List all the lines in these records that hold "Owners".

Records contained in a dataset:
------

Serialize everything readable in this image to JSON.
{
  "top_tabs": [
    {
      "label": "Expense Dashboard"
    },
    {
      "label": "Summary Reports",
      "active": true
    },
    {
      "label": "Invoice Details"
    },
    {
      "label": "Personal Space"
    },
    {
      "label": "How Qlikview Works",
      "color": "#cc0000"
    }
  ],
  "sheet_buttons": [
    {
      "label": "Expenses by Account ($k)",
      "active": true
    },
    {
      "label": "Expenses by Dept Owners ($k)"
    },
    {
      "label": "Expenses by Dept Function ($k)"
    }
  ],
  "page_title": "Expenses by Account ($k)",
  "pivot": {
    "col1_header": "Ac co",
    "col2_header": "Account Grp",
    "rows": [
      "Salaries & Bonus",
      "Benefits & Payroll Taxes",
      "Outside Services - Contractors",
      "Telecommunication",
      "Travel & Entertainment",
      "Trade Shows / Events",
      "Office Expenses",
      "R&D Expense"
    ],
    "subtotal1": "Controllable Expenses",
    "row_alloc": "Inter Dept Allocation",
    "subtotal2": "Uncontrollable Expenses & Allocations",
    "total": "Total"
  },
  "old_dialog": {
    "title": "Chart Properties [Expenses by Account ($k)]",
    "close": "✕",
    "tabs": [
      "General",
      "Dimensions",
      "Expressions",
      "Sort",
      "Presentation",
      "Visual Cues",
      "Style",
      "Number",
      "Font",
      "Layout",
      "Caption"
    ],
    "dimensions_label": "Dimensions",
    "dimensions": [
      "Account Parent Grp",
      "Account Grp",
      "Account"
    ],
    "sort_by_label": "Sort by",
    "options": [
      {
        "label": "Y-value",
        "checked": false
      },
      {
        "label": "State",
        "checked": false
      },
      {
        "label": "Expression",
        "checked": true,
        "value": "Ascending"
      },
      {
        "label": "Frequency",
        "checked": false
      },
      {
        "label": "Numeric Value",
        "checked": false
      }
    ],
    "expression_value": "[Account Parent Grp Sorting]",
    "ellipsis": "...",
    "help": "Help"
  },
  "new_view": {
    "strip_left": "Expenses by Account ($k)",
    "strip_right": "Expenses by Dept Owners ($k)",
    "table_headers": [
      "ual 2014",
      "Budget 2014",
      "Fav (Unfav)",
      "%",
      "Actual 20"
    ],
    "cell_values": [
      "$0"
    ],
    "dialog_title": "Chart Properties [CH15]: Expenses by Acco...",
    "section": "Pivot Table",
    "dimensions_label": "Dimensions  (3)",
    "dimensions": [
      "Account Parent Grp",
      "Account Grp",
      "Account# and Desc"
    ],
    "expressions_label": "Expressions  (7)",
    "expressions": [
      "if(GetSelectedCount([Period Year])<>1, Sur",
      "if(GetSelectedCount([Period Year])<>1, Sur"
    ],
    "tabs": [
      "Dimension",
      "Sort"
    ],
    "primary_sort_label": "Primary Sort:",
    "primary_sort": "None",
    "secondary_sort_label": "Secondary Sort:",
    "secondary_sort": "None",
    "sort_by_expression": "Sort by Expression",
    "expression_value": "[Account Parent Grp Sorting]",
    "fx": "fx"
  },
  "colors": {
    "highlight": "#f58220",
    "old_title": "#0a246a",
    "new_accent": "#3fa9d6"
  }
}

------

### WORKED ANSWER
      "label": "Expenses by Dept Owners ($k)"
    "strip_right": "Expenses by Dept Owners ($k)",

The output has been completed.